In the material below, find all lines with the string "regionals" and copy them.

Data entries:
-------------------------
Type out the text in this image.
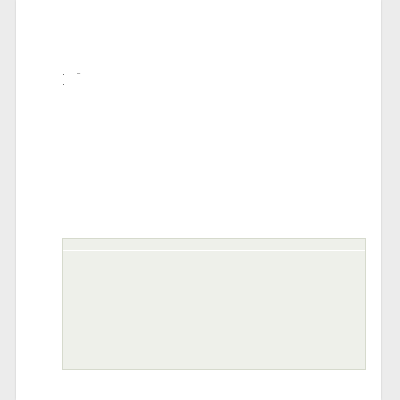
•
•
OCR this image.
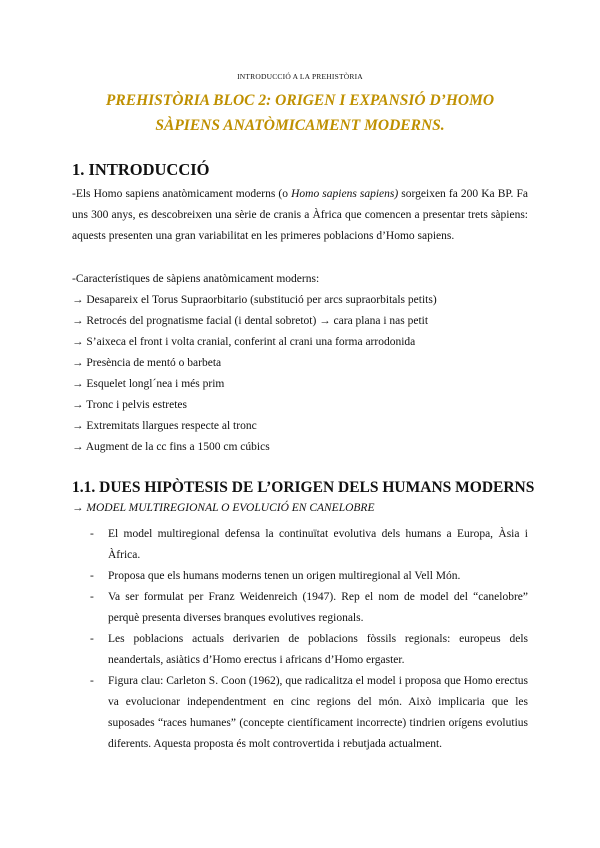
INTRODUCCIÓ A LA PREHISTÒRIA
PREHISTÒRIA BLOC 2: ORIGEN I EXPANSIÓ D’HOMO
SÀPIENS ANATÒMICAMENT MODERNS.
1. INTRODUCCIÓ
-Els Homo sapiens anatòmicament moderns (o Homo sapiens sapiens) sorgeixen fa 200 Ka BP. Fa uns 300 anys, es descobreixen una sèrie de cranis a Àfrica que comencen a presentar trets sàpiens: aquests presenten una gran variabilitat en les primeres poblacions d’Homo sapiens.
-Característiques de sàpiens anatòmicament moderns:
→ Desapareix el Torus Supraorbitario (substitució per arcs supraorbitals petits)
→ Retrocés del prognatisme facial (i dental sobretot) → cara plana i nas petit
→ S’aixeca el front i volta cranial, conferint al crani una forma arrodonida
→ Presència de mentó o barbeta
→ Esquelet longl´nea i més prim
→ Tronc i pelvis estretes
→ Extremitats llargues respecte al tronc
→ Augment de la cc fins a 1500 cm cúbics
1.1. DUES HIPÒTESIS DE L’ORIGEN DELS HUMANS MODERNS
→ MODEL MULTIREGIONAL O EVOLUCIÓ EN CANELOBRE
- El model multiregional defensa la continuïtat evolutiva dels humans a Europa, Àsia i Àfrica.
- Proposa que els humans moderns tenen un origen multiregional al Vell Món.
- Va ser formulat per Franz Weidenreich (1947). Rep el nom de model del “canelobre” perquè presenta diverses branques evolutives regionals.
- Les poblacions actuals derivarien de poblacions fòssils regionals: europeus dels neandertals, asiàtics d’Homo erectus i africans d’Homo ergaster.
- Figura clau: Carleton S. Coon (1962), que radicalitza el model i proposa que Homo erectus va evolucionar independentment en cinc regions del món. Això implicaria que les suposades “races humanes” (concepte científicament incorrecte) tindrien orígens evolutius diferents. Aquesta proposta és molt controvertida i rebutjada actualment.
-------------------------
=== Full output ===
- Va ser formulat per Franz Weidenreich (1947). Rep el nom de model del “canelobre” perquè presenta diverses branques evolutives regionals.
- Les poblacions actuals derivarien de poblacions fòssils regionals: europeus dels neandertals, asiàtics d’Homo erectus i africans d’Homo ergaster.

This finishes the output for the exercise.